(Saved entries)
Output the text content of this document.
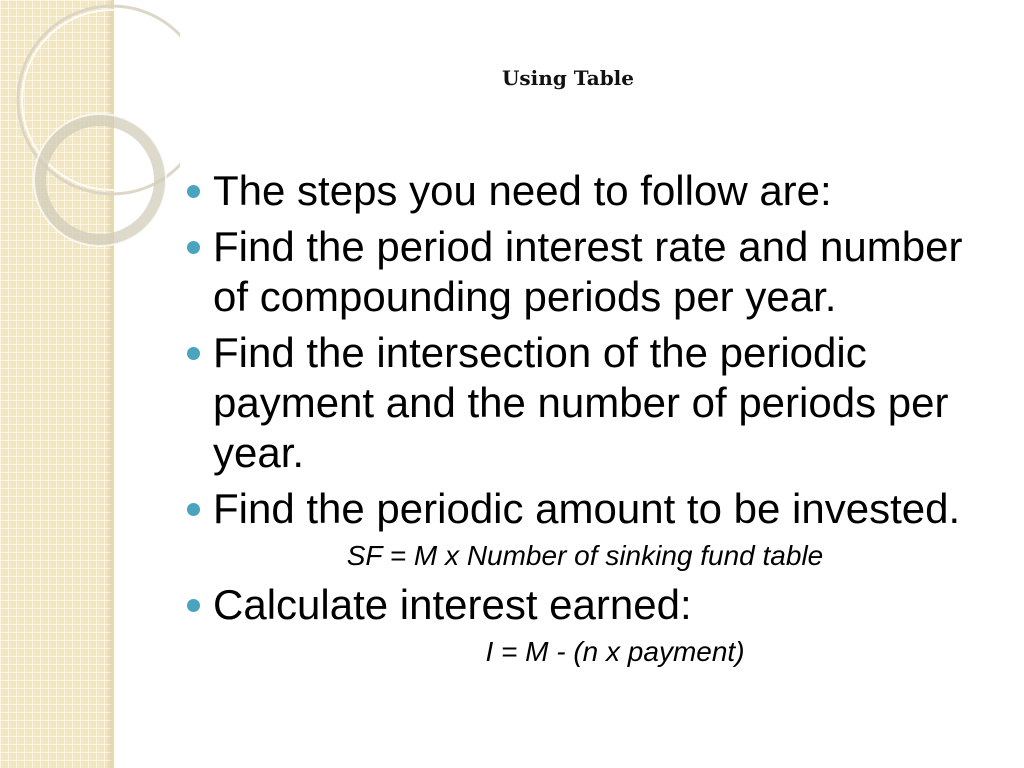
Using Table
The steps you need to follow are:
Find the period interest rate and number of compounding periods per year.
Find the intersection of the periodic payment and the number of periods per year.
Find the periodic amount to be invested.
SF = M x Number of sinking fund table
Calculate interest earned:
I = M - (n x payment)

#### EXERCISE BRIEF
Using the listing above, gather each line that holds the string "periodic" and copy it.

#### EXPECTED OUTPUT
Find the intersection of the periodic payment and the number of periods per year.
Find the periodic amount to be invested.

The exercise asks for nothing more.